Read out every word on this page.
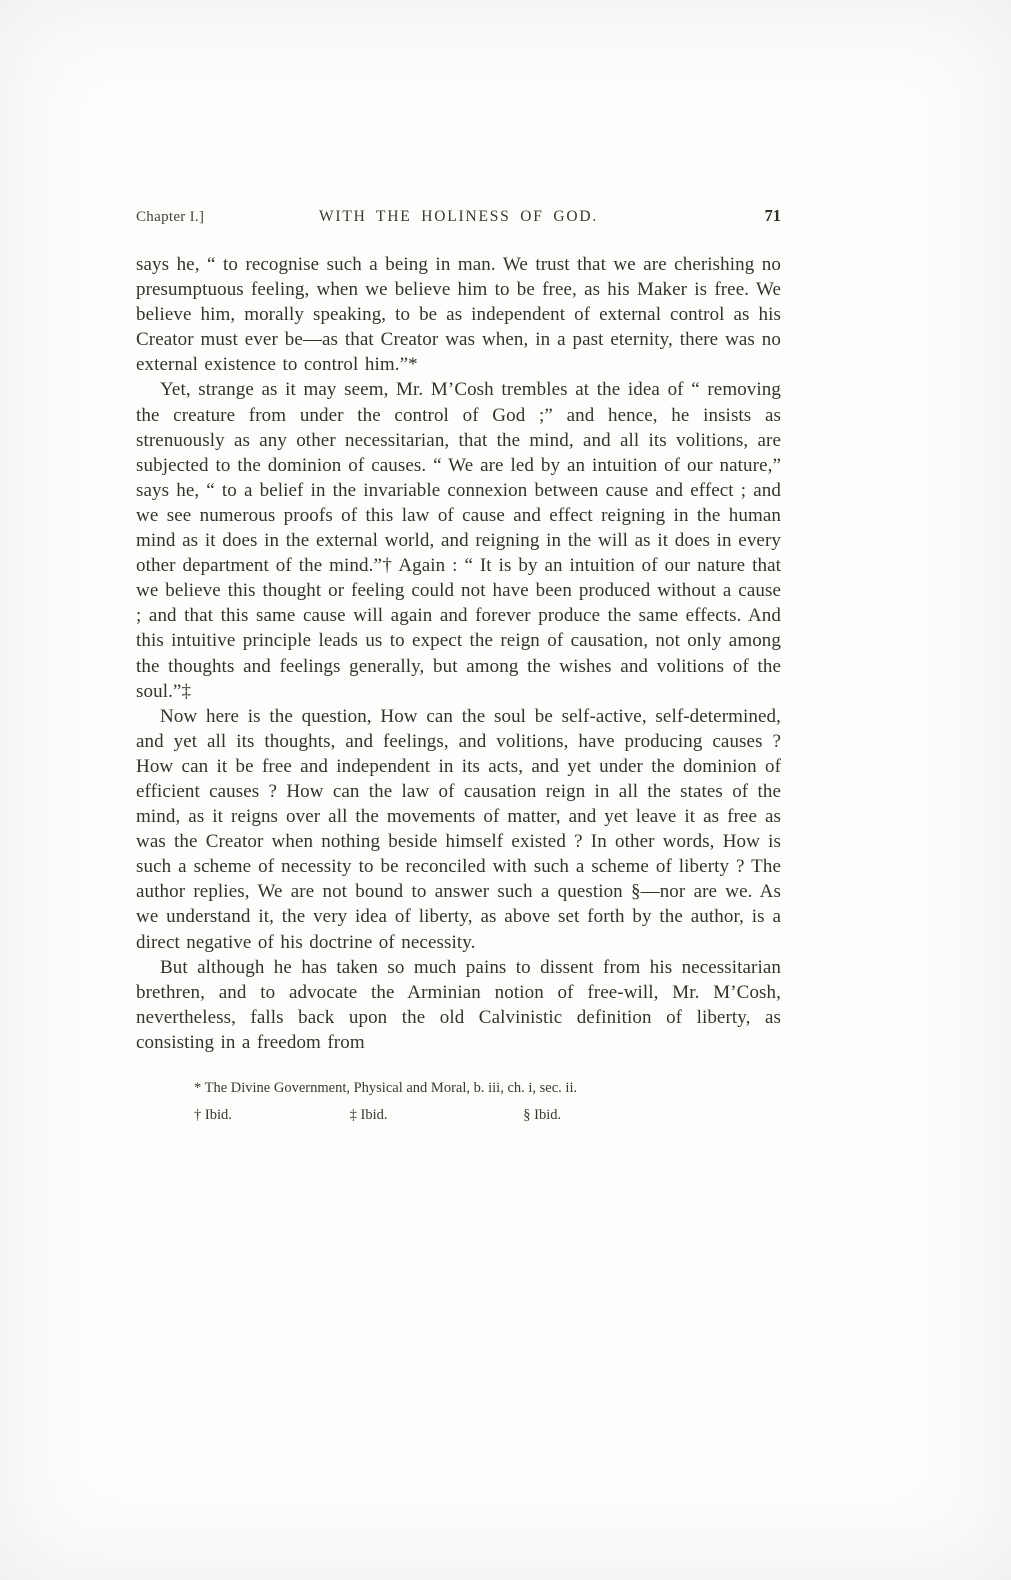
Chapter I.]	WITH THE HOLINESS OF GOD.	71

says he, “ to recognise such a being in man. We trust that we are cherishing no presumptuous feeling, when we believe him to be free, as his Maker is free. We believe him, morally speaking, to be as independent of external control as his Creator must ever be—as that Creator was when, in a past eternity, there was no external existence to control him.”*

Yet, strange as it may seem, Mr. M’Cosh trembles at the idea of “ removing the creature from under the control of God ;” and hence, he insists as strenuously as any other necessitarian, that the mind, and all its volitions, are subjected to the dominion of causes. “ We are led by an intuition of our nature,” says he, “ to a belief in the invariable connexion between cause and effect ; and we see numerous proofs of this law of cause and effect reigning in the human mind as it does in the external world, and reigning in the will as it does in every other department of the mind.”† Again : “ It is by an intuition of our nature that we believe this thought or feeling could not have been produced without a cause ; and that this same cause will again and forever produce the same effects. And this intuitive principle leads us to expect the reign of causation, not only among the thoughts and feelings generally, but among the wishes and volitions of the soul.”‡

Now here is the question, How can the soul be self-active, self-determined, and yet all its thoughts, and feelings, and volitions, have producing causes ? How can it be free and independent in its acts, and yet under the dominion of efficient causes ? How can the law of causation reign in all the states of the mind, as it reigns over all the movements of matter, and yet leave it as free as was the Creator when nothing beside himself existed ? In other words, How is such a scheme of necessity to be reconciled with such a scheme of liberty ? The author replies, We are not bound to answer such a question §—nor are we. As we understand it, the very idea of liberty, as above set forth by the author, is a direct negative of his doctrine of necessity.

But although he has taken so much pains to dissent from his necessitarian brethren, and to advocate the Arminian notion of free-will, Mr. M’Cosh, nevertheless, falls back upon the old Calvinistic definition of liberty, as consisting in a freedom from

* The Divine Government, Physical and Moral, b. iii, ch. i, sec. ii.
† Ibid.	‡ Ibid.	§ Ibid.
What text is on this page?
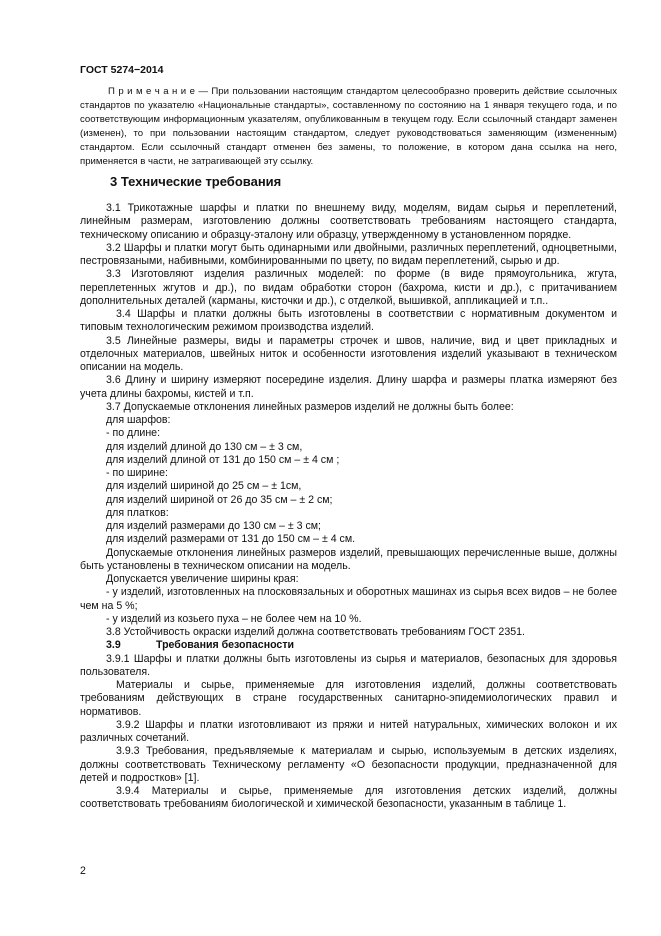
ГОСТ 5274−2014
П р и м е ч а н и е — При пользовании настоящим стандартом целесообразно проверить действие ссылочных стандартов по указателю «Национальные стандарты», составленному по состоянию на 1 января текущего года, и по соответствующим информационным указателям, опубликованным в текущем году. Если ссылочный стандарт заменен (изменен), то при пользовании настоящим стандартом, следует руководствоваться заменяющим (измененным) стандартом. Если ссылочный стандарт отменен без замены, то положение, в котором дана ссылка на него, применяется в части, не затрагивающей эту ссылку.
3 Технические требования

3.1 Трикотажные шарфы и платки по внешнему виду, моделям, видам сырья и переплетений, линейным размерам, изготовлению должны соответствовать требованиям настоящего стандарта, техническому описанию и образцу-эталону или образцу, утвержденному в установленном порядке.

3.2 Шарфы и платки могут быть одинарными или двойными, различных переплетений, одноцветными, пестровязаными, набивными, комбинированными по цвету, по видам переплетений, сырью и др.

3.3 Изготовляют изделия различных моделей: по форме (в виде прямоугольника, жгута, переплетенных жгутов и др.), по видам обработки сторон (бахрома, кисти и др.), с притачиванием дополнительных деталей (карманы, кисточки и др.), с отделкой, вышивкой, аппликацией и т.п..

3.4 Шарфы и платки должны быть изготовлены в соответствии с нормативным документом и типовым технологическим режимом производства изделий.

3.5 Линейные размеры, виды и параметры строчек и швов, наличие, вид и цвет прикладных и отделочных материалов, швейных ниток и особенности изготовления изделий указывают в техническом описании на модель.

3.6 Длину и ширину измеряют посередине изделия. Длину шарфа и размеры платка измеряют без учета длины бахромы, кистей и т.п.

3.7 Допускаемые отклонения линейных размеров изделий не должны быть более:

для шарфов:

- по длине:

для изделий длиной до 130 см – ± 3 см,

для изделий длиной от 131 до 150 см – ± 4 см ;

- по ширине:

для изделий шириной до 25 см – ± 1см,

для изделий шириной от 26 до 35 см – ± 2 см;

для платков:

для изделий размерами до 130 см – ± 3 см;

для изделий размерами от 131 до 150 см – ± 4 см.

Допускаемые отклонения линейных размеров изделий, превышающих перечисленные выше, должны быть установлены в техническом описании на модель.

Допускается увеличение ширины края:

- у изделий, изготовленных на плосковязальных и оборотных машинах из сырья всех видов – не более чем на 5 %;

- у изделий из козьего пуха – не более чем на 10 %.

3.8 Устойчивость окраски изделий должна соответствовать требованиям ГОСТ 2351.

3.9	Требования безопасности

3.9.1 Шарфы и платки должны быть изготовлены из сырья и материалов, безопасных для здоровья пользователя.

Материалы и сырье, применяемые для изготовления изделий, должны соответствовать требованиям действующих в стране государственных санитарно-эпидемиологических правил и нормативов.

3.9.2 Шарфы и платки изготовливают из пряжи и нитей натуральных, химических волокон и их различных сочетаний.

3.9.3 Требования, предъявляемые к материалам и сырью, используемым в детских изделиях, должны соответствовать Техническому регламенту «О безопасности продукции, предназначенной для детей и подростков» [1].

3.9.4 Материалы и сырье, применяемые для изготовления детских изделий, должны соответствовать требованиям биологической и химической безопасности, указанным в таблице 1.

2
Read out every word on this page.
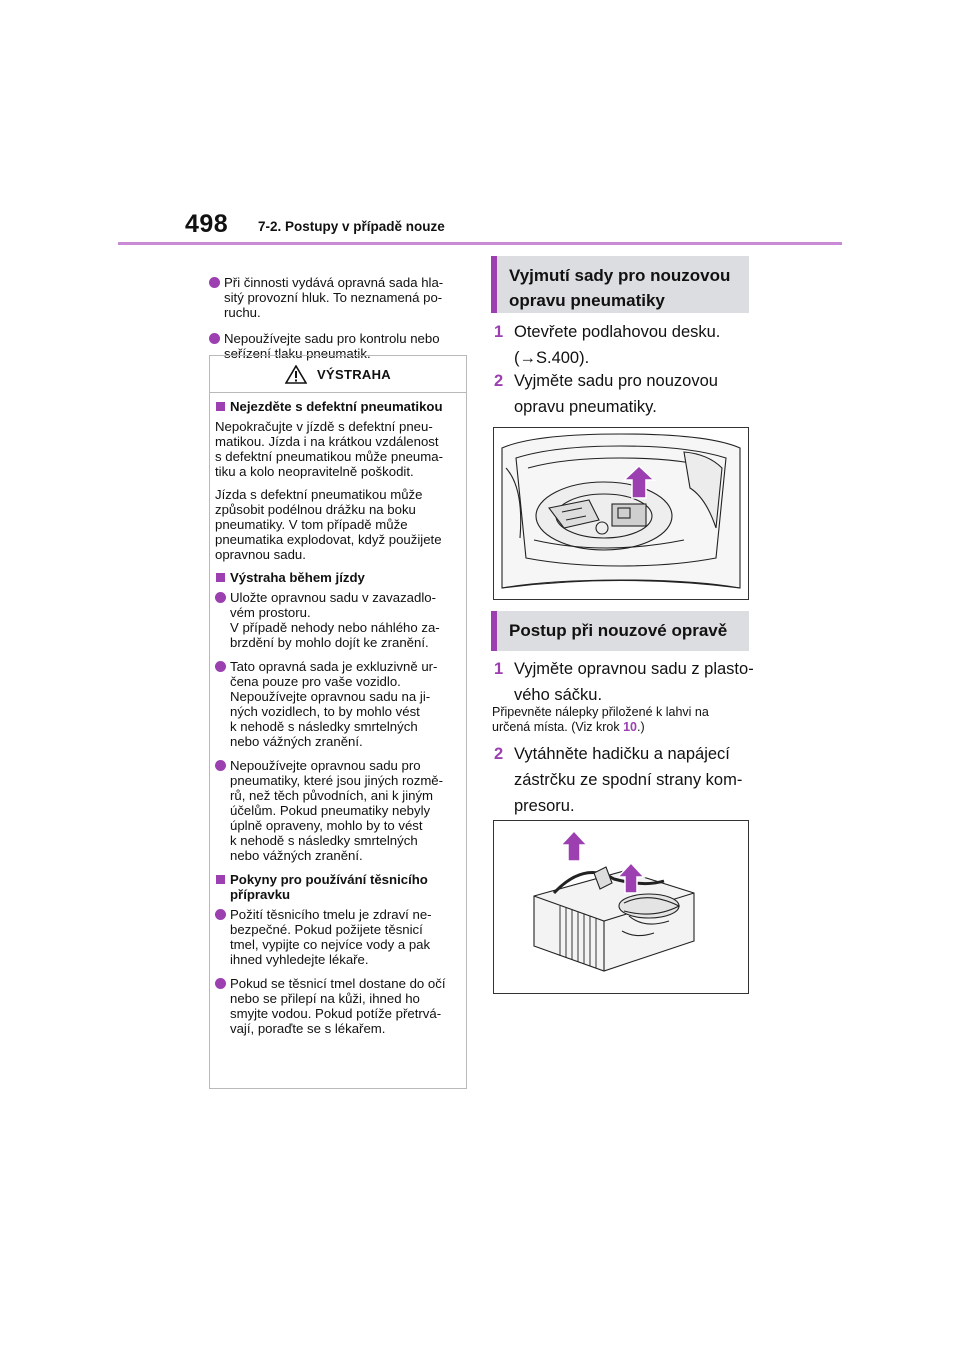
498 7-2. Postupy v případě nouze
Při činnosti vydává opravná sada hla-
sitý provozní hluk. To neznamená po-
ruchu.
Nepoužívejte sadu pro kontrolu nebo
seřízení tlaku pneumatik.
VÝSTRAHA
Nejezděte s defektní pneumatikou
Nepokračujte v jízdě s defektní pneu-
matikou. Jízda i na krátkou vzdálenost
s defektní pneumatikou může pneuma-
tiku a kolo neopravitelně poškodit.
Jízda s defektní pneumatikou může
způsobit podélnou drážku na boku
pneumatiky. V tom případě může
pneumatika explodovat, když použijete
opravnou sadu.
Výstraha během jízdy
Uložte opravnou sadu v zavazadlo-
vém prostoru.
V případě nehody nebo náhlého za-
brzdění by mohlo dojít ke zranění.
Tato opravná sada je exkluzivně ur-
čena pouze pro vaše vozidlo.
Nepoužívejte opravnou sadu na ji-
ných vozidlech, to by mohlo vést
k nehodě s následky smrtelných
nebo vážných zranění.
Nepoužívejte opravnou sadu pro
pneumatiky, které jsou jiných rozmě-
rů, než těch původních, ani k jiným
účelům. Pokud pneumatiky nebyly
úplně opraveny, mohlo by to vést
k nehodě s následky smrtelných
nebo vážných zranění.
Pokyny pro používání těsnicího
přípravku
Požití těsnicího tmelu je zdraví ne-
bezpečné. Pokud požijete těsnicí
tmel, vypijte co nejvíce vody a pak
ihned vyhledejte lékaře.
Pokud se těsnicí tmel dostane do očí
nebo se přilepí na kůži, ihned ho
smyjte vodou. Pokud potíže přetrvá-
vají, poraďte se s lékařem.
Vyjmutí sady pro nouzovou
opravu pneumatiky
1 Otevřete podlahovou desku.
(→S.400).
2 Vyjměte sadu pro nouzovou
opravu pneumatiky.
Postup při nouzové opravě
1 Vyjměte opravnou sadu z plasto-
vého sáčku.
Připevněte nálepky přiložené k lahvi na
určená místa. (Viz krok 10.)
2 Vytáhněte hadičku a napájecí
zástrčku ze spodní strany kom-
presoru.
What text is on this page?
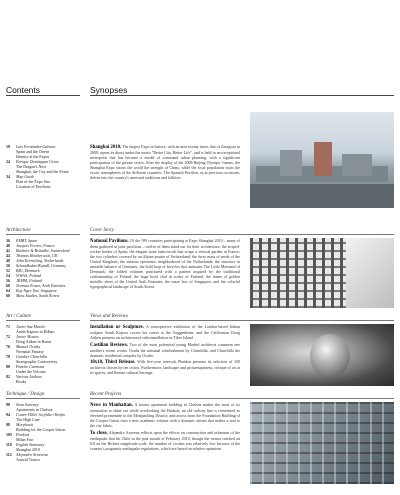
Contents	Synopses
19	Luis Fernández-Galiano
Spain and the Orient
Identity at the Expos
24	Enrique Domínguez Uceta
The Dragon's Nest
Shanghai, the City and the Event
34	Map Guide
Plan of the Expo Site
Location of Pavilions

Shanghai 2010. The largest Expo in history, with an area twenty times that of Zaragoza in 2008, opens its doors under the motto "Better City, Better Life", and is held in an exceptional metropolis that has become a model of command urban planning, with a significant participation of the private sector. After the display of the 2008 Beijing Olympic Games, the Shanghai Expo shows the world the strength of China, while the local population visits the exotic atmospheres of the different countries. The Spanish Pavilion, as in previous occasions, delves into the country's ancestral traditions and folklore.

Architecture	Cover Story
36	EMBT, Spain
40	Jacques Ferrier, France
42	Buchner & Bründler, Switzerland
44	Thomas Heatherwick, UK
48	John Körmeling, Netherlands
50	Schmidhuber/Kaindl, Germany
52	BIG, Denmark
54	WWAA, Poland
56	JKMM, Finland
60	Norman Foster, Arab Emirates
64	Kay Ngee Tan, Singapore
66	Mass Studies, South Korea

National Pavilions. Of the 189 countries participating at Expo Shanghai 2010 – many of them gathered in joint pavilions – twelve of them stand out for their architecture: the striped-wicker basket of Spain; the elegant stone latticework that wraps a vertical garden in France; the two cylinders covered by an Alpine prairie of Switzerland; the furry mass of seeds of the United Kingdom; the sinuous optimistic neighborhood of the Netherlands; the structure in unstable balance of Germany; the bold loop of bicycles that animates The Little Mermaid of Denmark; the folded volumes punctured with a pattern inspired by the traditional craftsmanship of Poland; the huge bowl clad in scales of Finland; the dunes of golden metallic sheet of the United Arab Emirates; the maze box of Singapore; and the colorful typographical landscape of South Korea.

Art / Culture	Views and Reviews
71	Javier Saz Martín
Anish Kapoor in Bilbao
72	Javier Montes
Doug Aitken in Rome
76	Manuel Ocaña
Neonatal Fantasy
78	Gunther Chinchilla
Stratigraphic Controversy
80	Pancho Carmona
Under the Volcano
82	Various Authors
Books

Installation or Sculpture. A retrospective exhibition of the London-based Indian sculptor Anish Kapoor covers his career at the Guggenheim; and the Californian Doug Aitken presents an architectural videoinstallation in Tiber Island.

Castilian Reviews. Two of the most polemical young Madrid architects comment one another's recent works: Ocaña the artisanal refurbishment by Chinchilla, and Chinchilla the dramatic residential complex by Ocaña.

10x10, Third Release. With five-year intervals Phaidon presents its selection of 100 architects chosen by ten critics. Furthermore, landscape and picturesqueness, critique of art at its spaces, and Iberian cultural heritage.

Technique / Design	Recent Projects
90	Sean Sweeney
Apartments in Chelsea
94	Comer-Diller Scofidio+Renfro
The High Line
98	Morphosis
Building for the Cooper Union
105	Predock
Milan Fair
110	English Summary
Shanghai 2010
112	Alejandro Arravena
Austral Tronco

News in Manhattan. A luxury apartment building in Chelsea makes the most of its orientation to shine out while overlooking the Hudson; an old railway line is reinvented as elevated promenade in the Meatpacking District; and across from the Foundation Building of the Cooper Union rises a new academic volume with a dynamic atrium that makes a nod to the city fabric.

To close, Alejandro Aravena reflects upon the effects on construction and urbanism of the earthquake that hit Chile in the past month of February 2010; though the tremor reached an 8.8 on the Richter magnitude scale, the number of victims was relatively low because of the country's pragmatic earthquake regulations, which are based on relative optimism.
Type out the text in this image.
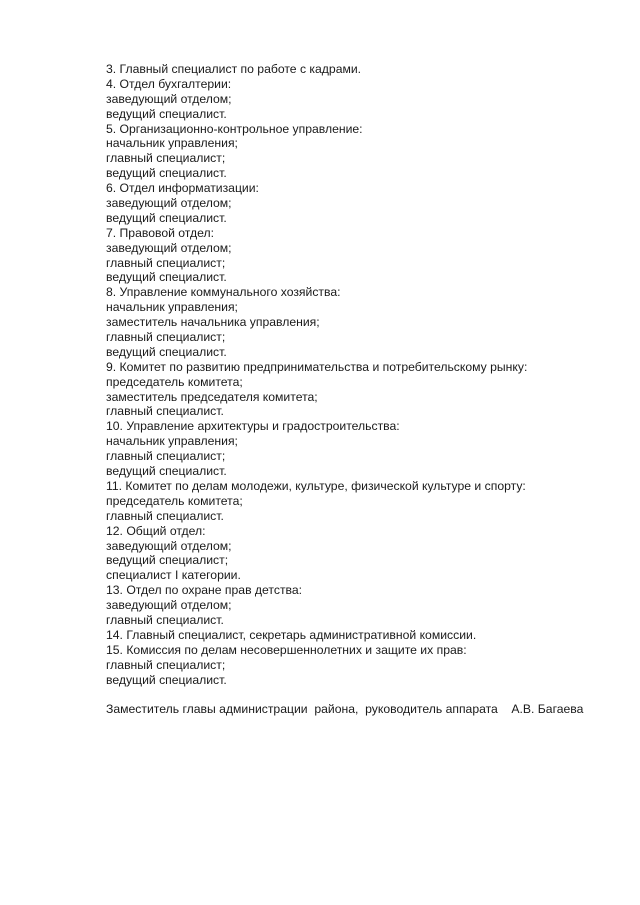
3. Главный специалист по работе с кадрами.
4. Отдел бухгалтерии:
заведующий отделом;
ведущий специалист.
5. Организационно-контрольное управление:
начальник управления;
главный специалист;
ведущий специалист.
6. Отдел информатизации:
заведующий отделом;
ведущий специалист.
7. Правовой отдел:
заведующий отделом;
главный специалист;
ведущий специалист.
8. Управление коммунального хозяйства:
начальник управления;
заместитель начальника управления;
главный специалист;
ведущий специалист.
9. Комитет по развитию предпринимательства и потребительскому рынку:
председатель комитета;
заместитель председателя комитета;
главный специалист.
10. Управление архитектуры и градостроительства:
начальник управления;
главный специалист;
ведущий специалист.
11. Комитет по делам молодежи, культуре, физической культуре и спорту:
председатель комитета;
главный специалист.
12. Общий отдел:
заведующий отделом;
ведущий специалист;
специалист I категории.
13. Отдел по охране прав детства:
заведующий отделом;
главный специалист.
14. Главный специалист, секретарь административной комиссии.
15. Комиссия по делам несовершеннолетних и защите их прав:
главный специалист;
ведущий специалист.
Заместитель главы администрации  района,  руководитель аппарата    А.В. Багаева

-=-=-=-=-

#### [AIM]
What do the lines above say from the line containing "Type out the text in this image." through the last line? Quote them exactly, both ends included, and leave out the pictures.

#### [FINAL ANSWER]
Type out the text in this image.
3. Главный специалист по работе с кадрами.
4. Отдел бухгалтерии:
заведующий отделом;
ведущий специалист.
5. Организационно-контрольное управление:
начальник управления;
главный специалист;
ведущий специалист.
6. Отдел информатизации:
заведующий отделом;
ведущий специалист.
7. Правовой отдел:
заведующий отделом;
главный специалист;
ведущий специалист.
8. Управление коммунального хозяйства:
начальник управления;
заместитель начальника управления;
главный специалист;
ведущий специалист.
9. Комитет по развитию предпринимательства и потребительскому рынку:
председатель комитета;
заместитель председателя комитета;
главный специалист.
10. Управление архитектуры и градостроительства:
начальник управления;
главный специалист;
ведущий специалист.
11. Комитет по делам молодежи, культуре, физической культуре и спорту:
председатель комитета;
главный специалист.
12. Общий отдел:
заведующий отделом;
ведущий специалист;
специалист I категории.
13. Отдел по охране прав детства:
заведующий отделом;
главный специалист.
14. Главный специалист, секретарь административной комиссии.
15. Комиссия по делам несовершеннолетних и защите их прав:
главный специалист;
ведущий специалист.
Заместитель главы администрации  района,  руководитель аппарата    А.В. Багаева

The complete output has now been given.